▶ _Estratto_
::::::
DEBITO PUBBLICO

L’austerità aumenta il debito

di Andy Robinson (*); da: lavanguardia.com; 6/11/2012

 

Nessuno, ai vertici del potere a Bruxelles, Francoforte e Berlino, è stato licenziato per incompetenza.

E neppure, che sappia io, è capitato che un ministro o un alto funzionario abbia chiesto scusa.

Ma ormai è sempre più chiaro che è stato commesso un errore dalle conseguenze disastrose per i cittadini europei nel rispondere alla crisi in Europa. Tre anni fa fu calcolato che i tagli fiscali avrebbero permesso di ridurre i grandi livelli di indebitamento pubblico e avrebbero ristabilito la fiducia dei mercati. Ora sempre di più cresce l’idea che il risultato è esattamente il contrario….

I tagli stanno provocando un aumento del volume del debito pubblico (e privato) come percentuale del PIL, dato il loro impatto sull’attività economica.

 

Il Fondo Monetario Internazionale (FMI) ha riconosciuto, il mese scorso a Tokio, in un allegato tecnico del suo rapporto sulle previsioni economiche che l’impatto dei tagli sulla crescita europea – e quindi delle entrate tributarie e del costo delle prestazioni sociali - potrebbe essere tre volte più grande di quanto si era pensato nel progettare i tagli stessi.

Ora, uno degli istituti di analisi più importanti d’Europa, il National Institute of Economic and Social Research (NIESR) di Londra fa un passo in più dopo aver analizzato i tagli e i cosiddetti moltiplicatori fiscali in tutti i paesi europei.
::::::
▶ _Compito 1_
Trascrivi in un elenco numerato le righe dei record, dall'inizio fino alla riga che contiene "tissue — [921, 687, 939, 693]", inclusa, omettendo le righe vuote.
::::::
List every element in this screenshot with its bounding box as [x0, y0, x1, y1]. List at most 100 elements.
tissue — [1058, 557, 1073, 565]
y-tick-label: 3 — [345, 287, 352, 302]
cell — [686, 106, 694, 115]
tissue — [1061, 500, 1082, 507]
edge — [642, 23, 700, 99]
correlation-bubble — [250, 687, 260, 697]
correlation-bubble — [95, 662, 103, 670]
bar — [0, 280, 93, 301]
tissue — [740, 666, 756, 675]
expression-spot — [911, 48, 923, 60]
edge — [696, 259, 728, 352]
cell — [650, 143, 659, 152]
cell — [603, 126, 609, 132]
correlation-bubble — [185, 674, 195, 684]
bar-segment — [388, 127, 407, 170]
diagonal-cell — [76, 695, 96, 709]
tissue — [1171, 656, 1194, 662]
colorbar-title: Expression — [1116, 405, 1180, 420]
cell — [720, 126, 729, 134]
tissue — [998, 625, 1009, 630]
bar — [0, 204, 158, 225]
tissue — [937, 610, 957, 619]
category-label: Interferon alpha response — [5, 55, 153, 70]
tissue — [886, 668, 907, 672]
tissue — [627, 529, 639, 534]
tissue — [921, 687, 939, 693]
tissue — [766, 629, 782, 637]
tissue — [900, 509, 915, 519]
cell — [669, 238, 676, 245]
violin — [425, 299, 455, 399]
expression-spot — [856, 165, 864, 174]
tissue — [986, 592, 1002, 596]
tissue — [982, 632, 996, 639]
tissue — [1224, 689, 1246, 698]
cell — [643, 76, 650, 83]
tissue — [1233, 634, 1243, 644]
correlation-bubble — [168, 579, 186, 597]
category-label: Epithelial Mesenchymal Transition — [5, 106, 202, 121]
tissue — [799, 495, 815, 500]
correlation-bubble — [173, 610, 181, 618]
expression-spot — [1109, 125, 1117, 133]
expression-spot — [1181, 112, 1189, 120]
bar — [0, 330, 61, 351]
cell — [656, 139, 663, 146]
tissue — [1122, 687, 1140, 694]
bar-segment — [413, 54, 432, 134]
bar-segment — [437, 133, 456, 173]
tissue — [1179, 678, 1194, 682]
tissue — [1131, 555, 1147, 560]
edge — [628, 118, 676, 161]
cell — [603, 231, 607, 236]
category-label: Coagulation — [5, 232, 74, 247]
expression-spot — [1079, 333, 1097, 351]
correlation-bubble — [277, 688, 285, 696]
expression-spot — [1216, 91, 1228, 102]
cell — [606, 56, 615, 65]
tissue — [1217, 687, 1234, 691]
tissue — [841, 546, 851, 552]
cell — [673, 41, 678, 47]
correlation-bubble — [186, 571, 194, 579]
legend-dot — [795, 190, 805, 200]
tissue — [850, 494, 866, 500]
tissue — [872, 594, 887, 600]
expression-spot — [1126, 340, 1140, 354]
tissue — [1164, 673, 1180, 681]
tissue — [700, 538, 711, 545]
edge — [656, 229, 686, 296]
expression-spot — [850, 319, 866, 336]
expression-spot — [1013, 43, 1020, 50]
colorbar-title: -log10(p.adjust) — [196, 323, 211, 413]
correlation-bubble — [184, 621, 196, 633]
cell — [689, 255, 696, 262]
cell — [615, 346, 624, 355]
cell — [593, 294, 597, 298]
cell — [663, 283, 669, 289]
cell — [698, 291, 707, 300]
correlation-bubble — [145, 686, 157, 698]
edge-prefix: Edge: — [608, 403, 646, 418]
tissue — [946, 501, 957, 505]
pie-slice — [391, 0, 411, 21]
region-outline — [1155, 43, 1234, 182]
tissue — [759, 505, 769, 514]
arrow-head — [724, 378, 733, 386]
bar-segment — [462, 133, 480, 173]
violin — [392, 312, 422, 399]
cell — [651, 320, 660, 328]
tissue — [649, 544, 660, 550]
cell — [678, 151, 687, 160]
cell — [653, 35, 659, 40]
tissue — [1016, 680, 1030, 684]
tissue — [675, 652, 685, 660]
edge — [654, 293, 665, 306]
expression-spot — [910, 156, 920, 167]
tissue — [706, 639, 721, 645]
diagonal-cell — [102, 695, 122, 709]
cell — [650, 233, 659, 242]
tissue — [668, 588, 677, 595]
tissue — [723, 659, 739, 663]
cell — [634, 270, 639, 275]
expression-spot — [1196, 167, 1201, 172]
::::::
▶ _Compito 2_
Scrivi il seguito dell'articolo sull'austerità e il debito pubblico, partendo subito dopo l'ultima frase.

▶ _Risultato 1_
1. List every element in this screenshot with its bounding box as [x0, y0, x1, y1]. List at most 100 elements.
2. tissue — [1058, 557, 1073, 565]
3. y-tick-label: 3 — [345, 287, 352, 302]
4. cell — [686, 106, 694, 115]
5. tissue — [1061, 500, 1082, 507]
6. edge — [642, 23, 700, 99]
7. correlation-bubble — [250, 687, 260, 697]
8. correlation-bubble — [95, 662, 103, 670]
9. bar — [0, 280, 93, 301]
10. tissue — [740, 666, 756, 675]
11. expression-spot — [911, 48, 923, 60]
12. edge — [696, 259, 728, 352]
13. cell — [650, 143, 659, 152]
14. cell — [603, 126, 609, 132]
15. correlation-bubble — [185, 674, 195, 684]
16. bar-segment — [388, 127, 407, 170]
17. diagonal-cell — [76, 695, 96, 709]
18. tissue — [1171, 656, 1194, 662]
19. colorbar-title: Expression — [1116, 405, 1180, 420]
20. cell — [720, 126, 729, 134]
21. tissue — [998, 625, 1009, 630]
22. bar — [0, 204, 158, 225]
23. tissue — [937, 610, 957, 619]
24. category-label: Interferon alpha response — [5, 55, 153, 70]
25. tissue — [886, 668, 907, 672]
26. tissue — [627, 529, 639, 534]
27. tissue — [921, 687, 939, 693]

▶ _Risultato 2_
Secondo il NIESR, i tagli non solo hanno causato enormi danni al tessuto sociale di alcuni paesi europei - facendo salire alle stelle la disoccupazione, lasciando intere famiglie sulla strada, condannando i bambini ad un basso rendimento scolare e, più avanti, ad una più grande emarginazione sociale dovuta al drastico aumento della povertà infantile e della disuguaglianza. Non solo hanno causato tutto ciò ma si sono anche rivelati “controproducenti” per quanto si riferisce all’obiettivo di ridurre il debito, avverte il nuovo rapporto dell’istituto londinese: “Secondo la nostra ricerca, la consolidazione fiscale coordinata non solo ha avuto sulla crescita un impatto più forte di quanto ci si aspettava, ma ha anche aumentato – invece di diminuirle – le percentuali di debito rispetto al PIL”, afferma l’istituto, “con i piani di consolidamento fiscale già in atto, le percentuali di debito saranno maggiori nel 2013 nella UE invece di essere più bassi”. Ovvero “Nel caso non si fossero adottate queste politiche, i livelli di debito rispetto al PIL sarebbero inferiori”, come conclude il rapporto.

 

Leggetelo un’altra volta nel caso non abbiate realizzato il grado di follia di quanto è accaduto: “Nel caso non si fossero adottate queste politiche, i livelli di debito rispetto al PIL sarebbero inferiori”.

In altre parole, il dolore che stanno soffrendo molti abitanti della periferia europea, forse voi stessi, non è servito a niente. Di fatto è stato un dolore controproducente che non fa parte di un processo di recupero ma che – come di fatto succede in molte malattie organiche – la sofferenza sta aggravando la condizione soggiacente.

 

Nel caso della Spagna, il NIESR calcola che il debito pubblico come percentuale del PIL alla fine del prossimo anno sarà di 5 punti percentuali maggiore di quello che sarebbe stato senza l’adozione dei tagli. Nel caso della Grecia l’errore è una autentica catastrofe: il debito è di 30 punti percentuali in più al di sopra di dove sarebbe se non si fossero adottati i tagli.


I risultati dell’analisi dell’équipe di economisti del NIESR dimostrano quantitativamente fino a che punto le politiche adottate in Europa hanno avuto conseguenze diametralmente opposte a quelle desiderate. Questo “risultato perverso” è una conseguenza della “brusca contrazione” del PIL provocata dall’austerità. Nel cercare di realizzare simultaneamente i tagli in vari paesi l’impatto negativo sull’attività economica europea è ancor più grande.

 

Venerdì ho parlato con Jonathan Portes, il direttore del NIERS e autore del rapporto con Dawn Holland. Portes ha definito le politiche di austerità della UE “un terribile errore”.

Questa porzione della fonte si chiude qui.